◆ **Work instructions**
What number of lines hold the word "this"? State that number and nothing besides.
** Start **
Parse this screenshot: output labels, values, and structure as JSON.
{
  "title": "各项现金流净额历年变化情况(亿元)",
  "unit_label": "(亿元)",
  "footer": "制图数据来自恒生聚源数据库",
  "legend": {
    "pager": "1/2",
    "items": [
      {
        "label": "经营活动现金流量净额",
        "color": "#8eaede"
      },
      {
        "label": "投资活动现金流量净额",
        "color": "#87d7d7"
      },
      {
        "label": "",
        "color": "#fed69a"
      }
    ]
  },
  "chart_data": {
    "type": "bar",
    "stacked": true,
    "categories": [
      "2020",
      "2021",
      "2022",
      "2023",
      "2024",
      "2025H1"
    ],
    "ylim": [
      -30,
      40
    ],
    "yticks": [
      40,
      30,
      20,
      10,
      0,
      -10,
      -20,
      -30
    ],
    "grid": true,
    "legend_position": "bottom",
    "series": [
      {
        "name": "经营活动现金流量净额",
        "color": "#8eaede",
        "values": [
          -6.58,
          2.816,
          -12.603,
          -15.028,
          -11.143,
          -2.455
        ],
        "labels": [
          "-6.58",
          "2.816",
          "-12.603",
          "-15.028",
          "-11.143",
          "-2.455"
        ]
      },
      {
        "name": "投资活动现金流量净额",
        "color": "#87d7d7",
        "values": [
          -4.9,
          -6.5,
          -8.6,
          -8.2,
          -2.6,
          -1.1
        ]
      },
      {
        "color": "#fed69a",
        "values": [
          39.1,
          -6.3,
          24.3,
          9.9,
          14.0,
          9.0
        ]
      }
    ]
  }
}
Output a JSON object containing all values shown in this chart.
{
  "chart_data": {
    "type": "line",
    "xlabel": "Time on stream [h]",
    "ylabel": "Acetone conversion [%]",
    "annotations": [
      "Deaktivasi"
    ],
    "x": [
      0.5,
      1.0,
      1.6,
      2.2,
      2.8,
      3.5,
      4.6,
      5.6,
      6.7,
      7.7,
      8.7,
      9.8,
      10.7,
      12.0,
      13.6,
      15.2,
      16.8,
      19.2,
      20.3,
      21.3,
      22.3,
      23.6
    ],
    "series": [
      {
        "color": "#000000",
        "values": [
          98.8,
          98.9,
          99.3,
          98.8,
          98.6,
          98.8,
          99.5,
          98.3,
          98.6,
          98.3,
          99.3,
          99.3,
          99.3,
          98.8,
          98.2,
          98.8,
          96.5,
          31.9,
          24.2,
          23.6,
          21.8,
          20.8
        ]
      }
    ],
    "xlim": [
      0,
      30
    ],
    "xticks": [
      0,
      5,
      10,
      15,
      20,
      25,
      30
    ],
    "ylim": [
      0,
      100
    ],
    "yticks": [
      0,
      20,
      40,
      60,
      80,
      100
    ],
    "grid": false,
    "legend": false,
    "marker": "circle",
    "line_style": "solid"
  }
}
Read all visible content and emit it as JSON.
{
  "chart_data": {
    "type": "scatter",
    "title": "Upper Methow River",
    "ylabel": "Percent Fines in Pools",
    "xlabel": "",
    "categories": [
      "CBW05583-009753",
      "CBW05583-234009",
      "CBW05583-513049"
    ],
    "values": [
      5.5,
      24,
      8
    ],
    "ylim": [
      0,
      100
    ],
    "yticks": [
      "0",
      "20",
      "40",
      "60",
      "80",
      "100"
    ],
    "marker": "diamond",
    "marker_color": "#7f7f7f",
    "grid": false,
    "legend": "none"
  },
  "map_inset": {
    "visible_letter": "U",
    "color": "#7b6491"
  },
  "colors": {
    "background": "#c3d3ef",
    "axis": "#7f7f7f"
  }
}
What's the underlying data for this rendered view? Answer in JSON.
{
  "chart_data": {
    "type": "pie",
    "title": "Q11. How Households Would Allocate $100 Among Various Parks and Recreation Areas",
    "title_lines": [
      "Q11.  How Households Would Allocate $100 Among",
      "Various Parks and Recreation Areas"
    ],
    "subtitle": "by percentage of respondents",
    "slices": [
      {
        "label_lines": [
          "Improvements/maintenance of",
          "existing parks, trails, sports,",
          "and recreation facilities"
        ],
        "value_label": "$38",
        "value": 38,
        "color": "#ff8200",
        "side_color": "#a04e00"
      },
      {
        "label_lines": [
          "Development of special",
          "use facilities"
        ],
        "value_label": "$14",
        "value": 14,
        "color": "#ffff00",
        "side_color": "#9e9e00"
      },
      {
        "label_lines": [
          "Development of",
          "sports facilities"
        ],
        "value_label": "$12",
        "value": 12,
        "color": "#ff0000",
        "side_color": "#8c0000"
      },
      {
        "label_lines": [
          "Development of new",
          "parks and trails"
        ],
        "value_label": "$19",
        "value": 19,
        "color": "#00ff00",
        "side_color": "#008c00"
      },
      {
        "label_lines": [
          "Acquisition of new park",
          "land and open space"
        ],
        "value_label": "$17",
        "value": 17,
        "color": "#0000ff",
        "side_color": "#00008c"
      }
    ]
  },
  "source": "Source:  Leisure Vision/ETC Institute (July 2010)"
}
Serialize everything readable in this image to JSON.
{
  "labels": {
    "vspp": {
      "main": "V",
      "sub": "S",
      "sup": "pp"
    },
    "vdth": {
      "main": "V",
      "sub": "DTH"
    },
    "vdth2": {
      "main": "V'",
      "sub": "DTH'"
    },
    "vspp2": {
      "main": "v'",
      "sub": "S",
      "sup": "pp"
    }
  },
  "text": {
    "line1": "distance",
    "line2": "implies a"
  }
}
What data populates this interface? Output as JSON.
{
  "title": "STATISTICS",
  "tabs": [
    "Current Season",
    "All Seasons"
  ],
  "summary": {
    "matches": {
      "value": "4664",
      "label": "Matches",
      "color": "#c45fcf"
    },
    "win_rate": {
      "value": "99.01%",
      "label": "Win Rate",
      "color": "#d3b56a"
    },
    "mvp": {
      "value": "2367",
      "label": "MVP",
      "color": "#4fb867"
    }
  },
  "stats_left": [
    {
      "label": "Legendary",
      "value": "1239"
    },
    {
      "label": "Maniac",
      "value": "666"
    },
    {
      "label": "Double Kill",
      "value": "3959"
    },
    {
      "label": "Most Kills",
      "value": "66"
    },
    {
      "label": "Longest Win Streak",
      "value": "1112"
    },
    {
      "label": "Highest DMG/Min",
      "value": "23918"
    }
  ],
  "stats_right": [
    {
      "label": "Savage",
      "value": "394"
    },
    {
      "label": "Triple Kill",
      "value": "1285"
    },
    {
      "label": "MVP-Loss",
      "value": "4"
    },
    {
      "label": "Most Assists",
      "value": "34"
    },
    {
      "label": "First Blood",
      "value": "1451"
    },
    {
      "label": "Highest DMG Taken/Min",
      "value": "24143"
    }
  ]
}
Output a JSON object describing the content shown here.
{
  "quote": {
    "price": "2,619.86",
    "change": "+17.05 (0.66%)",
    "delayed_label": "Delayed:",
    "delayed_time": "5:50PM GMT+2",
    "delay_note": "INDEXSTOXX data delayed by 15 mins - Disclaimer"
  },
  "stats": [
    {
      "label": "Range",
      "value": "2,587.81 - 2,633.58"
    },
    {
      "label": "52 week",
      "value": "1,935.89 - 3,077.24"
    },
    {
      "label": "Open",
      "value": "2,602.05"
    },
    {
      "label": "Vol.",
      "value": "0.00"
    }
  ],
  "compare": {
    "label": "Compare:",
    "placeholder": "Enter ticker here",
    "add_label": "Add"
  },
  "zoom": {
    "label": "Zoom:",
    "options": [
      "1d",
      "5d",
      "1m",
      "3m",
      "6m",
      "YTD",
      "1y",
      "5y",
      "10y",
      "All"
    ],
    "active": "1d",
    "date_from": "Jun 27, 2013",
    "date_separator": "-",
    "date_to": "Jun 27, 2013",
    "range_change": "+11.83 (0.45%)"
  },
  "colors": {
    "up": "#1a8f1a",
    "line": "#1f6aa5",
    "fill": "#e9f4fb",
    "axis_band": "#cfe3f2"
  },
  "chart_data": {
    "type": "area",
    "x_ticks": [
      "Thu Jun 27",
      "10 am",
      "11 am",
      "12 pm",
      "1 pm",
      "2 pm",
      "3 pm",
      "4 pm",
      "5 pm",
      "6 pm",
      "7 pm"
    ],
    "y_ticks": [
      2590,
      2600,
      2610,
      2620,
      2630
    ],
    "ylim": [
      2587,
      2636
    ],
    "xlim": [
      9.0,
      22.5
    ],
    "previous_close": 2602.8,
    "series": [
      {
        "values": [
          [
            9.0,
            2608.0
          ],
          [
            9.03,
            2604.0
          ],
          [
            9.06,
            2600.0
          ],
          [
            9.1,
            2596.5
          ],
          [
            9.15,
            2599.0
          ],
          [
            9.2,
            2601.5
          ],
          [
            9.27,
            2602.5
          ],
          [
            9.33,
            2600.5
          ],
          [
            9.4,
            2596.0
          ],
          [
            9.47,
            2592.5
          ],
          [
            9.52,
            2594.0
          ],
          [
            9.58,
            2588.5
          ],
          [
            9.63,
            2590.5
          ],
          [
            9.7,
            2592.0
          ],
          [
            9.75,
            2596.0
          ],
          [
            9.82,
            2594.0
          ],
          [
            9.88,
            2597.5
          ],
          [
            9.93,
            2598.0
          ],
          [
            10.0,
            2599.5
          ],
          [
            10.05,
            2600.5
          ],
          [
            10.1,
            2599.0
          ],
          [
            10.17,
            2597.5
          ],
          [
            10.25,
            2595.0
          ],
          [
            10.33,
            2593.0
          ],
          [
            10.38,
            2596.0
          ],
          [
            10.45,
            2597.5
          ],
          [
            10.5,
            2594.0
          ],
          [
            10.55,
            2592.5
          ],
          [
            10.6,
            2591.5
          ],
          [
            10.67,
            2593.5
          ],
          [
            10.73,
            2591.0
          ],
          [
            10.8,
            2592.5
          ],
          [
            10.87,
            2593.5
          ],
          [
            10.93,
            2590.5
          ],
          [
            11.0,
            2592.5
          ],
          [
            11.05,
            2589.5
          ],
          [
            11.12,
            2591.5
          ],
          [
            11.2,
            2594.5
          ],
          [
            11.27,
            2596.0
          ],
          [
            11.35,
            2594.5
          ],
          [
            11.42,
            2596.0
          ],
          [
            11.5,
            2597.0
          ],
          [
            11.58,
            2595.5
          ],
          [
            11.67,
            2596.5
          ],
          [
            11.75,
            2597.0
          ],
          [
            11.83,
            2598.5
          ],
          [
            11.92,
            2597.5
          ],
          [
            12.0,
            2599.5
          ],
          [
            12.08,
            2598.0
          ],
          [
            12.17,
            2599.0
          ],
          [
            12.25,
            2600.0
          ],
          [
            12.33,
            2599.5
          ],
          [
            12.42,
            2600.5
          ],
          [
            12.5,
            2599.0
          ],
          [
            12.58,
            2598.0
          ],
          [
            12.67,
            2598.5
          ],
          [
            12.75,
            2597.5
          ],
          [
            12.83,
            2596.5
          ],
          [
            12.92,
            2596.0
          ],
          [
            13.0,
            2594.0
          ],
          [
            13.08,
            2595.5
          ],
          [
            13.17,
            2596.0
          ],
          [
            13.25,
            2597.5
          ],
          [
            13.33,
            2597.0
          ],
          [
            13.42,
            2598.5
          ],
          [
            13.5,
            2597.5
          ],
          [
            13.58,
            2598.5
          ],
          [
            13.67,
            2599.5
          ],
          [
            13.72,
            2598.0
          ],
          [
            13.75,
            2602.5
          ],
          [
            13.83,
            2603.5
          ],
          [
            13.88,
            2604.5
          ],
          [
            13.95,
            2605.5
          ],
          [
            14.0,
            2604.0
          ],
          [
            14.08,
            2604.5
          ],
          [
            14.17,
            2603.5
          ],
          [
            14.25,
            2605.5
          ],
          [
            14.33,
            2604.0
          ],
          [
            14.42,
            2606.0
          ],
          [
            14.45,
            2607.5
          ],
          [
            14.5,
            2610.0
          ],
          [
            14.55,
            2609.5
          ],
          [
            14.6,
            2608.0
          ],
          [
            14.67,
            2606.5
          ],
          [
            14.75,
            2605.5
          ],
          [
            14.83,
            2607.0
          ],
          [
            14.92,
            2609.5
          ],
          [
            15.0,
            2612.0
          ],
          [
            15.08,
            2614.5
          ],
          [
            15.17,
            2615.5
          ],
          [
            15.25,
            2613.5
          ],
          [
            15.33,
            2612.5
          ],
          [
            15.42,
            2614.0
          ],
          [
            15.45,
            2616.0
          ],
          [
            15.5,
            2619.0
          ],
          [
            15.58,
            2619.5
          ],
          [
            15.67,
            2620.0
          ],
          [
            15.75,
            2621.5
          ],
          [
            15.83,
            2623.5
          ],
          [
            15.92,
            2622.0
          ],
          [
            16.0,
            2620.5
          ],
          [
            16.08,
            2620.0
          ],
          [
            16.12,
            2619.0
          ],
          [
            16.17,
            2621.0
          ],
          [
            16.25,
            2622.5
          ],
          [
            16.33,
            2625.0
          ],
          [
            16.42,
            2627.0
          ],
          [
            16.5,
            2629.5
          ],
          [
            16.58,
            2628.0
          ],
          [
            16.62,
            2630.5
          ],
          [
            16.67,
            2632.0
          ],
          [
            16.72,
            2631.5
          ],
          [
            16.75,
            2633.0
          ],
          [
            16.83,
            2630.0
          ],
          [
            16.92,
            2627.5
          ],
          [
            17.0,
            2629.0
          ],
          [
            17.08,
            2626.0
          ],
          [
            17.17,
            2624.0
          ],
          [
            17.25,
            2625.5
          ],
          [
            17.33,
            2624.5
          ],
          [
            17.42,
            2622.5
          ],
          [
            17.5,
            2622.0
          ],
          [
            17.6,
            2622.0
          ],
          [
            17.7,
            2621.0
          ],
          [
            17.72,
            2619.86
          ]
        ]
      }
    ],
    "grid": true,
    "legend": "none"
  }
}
** End **
◆ **Answer for the task**
5